*Directive*. In this exercise, return the whole listing exactly, excluding any images.

(A run of records)
※
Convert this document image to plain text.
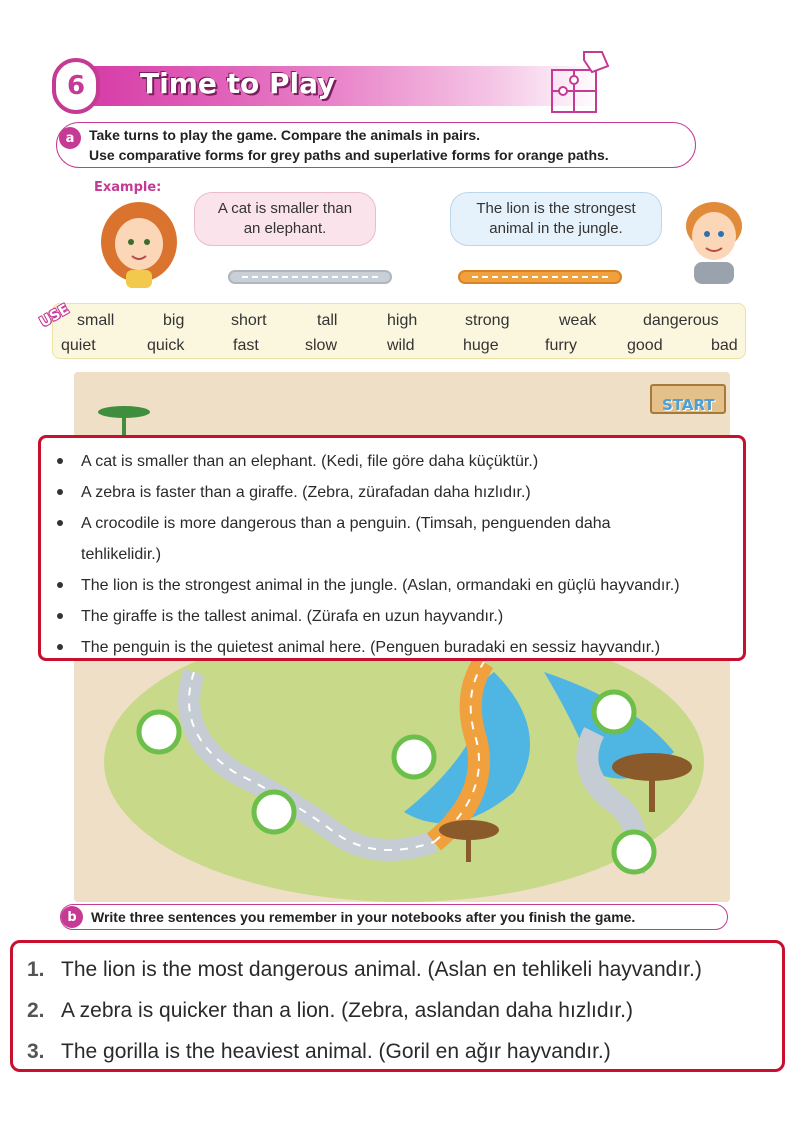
6	Time to Play
a	Take turns to play the game. Compare the animals in pairs.

Use comparative forms for grey paths and superlative forms for orange paths.

Example:
A cat is smaller than
an elephant.
The lion is the strongest
animal in the jungle.
USE small	big	short	tall	high	strong	weak	dangerous
quiet	quick	fast	slow	wild	huge	furry	good	bad
START
A cat is smaller than an elephant. (Kedi, file göre daha küçüktür.)
A zebra is faster than a giraffe. (Zebra, zürafadan daha hızlıdır.)
A crocodile is more dangerous than a penguin. (Timsah, penguenden daha
tehlikelidir.)
The lion is the strongest animal in the jungle. (Aslan, ormandaki en güçlü hayvandır.)
The giraffe is the tallest animal. (Zürafa en uzun hayvandır.)
The penguin is the quietest animal here. (Penguen buradaki en sessiz hayvandır.)
b	Write three sentences you remember in your notebooks after you finish the game.

1. The lion is the most dangerous animal. (Aslan en tehlikeli hayvandır.)
2. A zebra is quicker than a lion. (Zebra, aslandan daha hızlıdır.)
3. The gorilla is the heaviest animal. (Goril en ağır hayvandır.)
※
*Exercise solution*.
Convert this document image to plain text.
6	Time to Play
a	Take turns to play the game. Compare the animals in pairs.

Use comparative forms for grey paths and superlative forms for orange paths.

Example:
A cat is smaller than
an elephant.
The lion is the strongest
animal in the jungle.
USE small	big	short	tall	high	strong	weak	dangerous
quiet	quick	fast	slow	wild	huge	furry	good	bad
START
A cat is smaller than an elephant. (Kedi, file göre daha küçüktür.)
A zebra is faster than a giraffe. (Zebra, zürafadan daha hızlıdır.)
A crocodile is more dangerous than a penguin. (Timsah, penguenden daha
tehlikelidir.)
The lion is the strongest animal in the jungle. (Aslan, ormandaki en güçlü hayvandır.)
The giraffe is the tallest animal. (Zürafa en uzun hayvandır.)
The penguin is the quietest animal here. (Penguen buradaki en sessiz hayvandır.)
b	Write three sentences you remember in your notebooks after you finish the game.

1. The lion is the most dangerous animal. (Aslan en tehlikeli hayvandır.)
2. A zebra is quicker than a lion. (Zebra, aslandan daha hızlıdır.)
3. The gorilla is the heaviest animal. (Goril en ağır hayvandır.)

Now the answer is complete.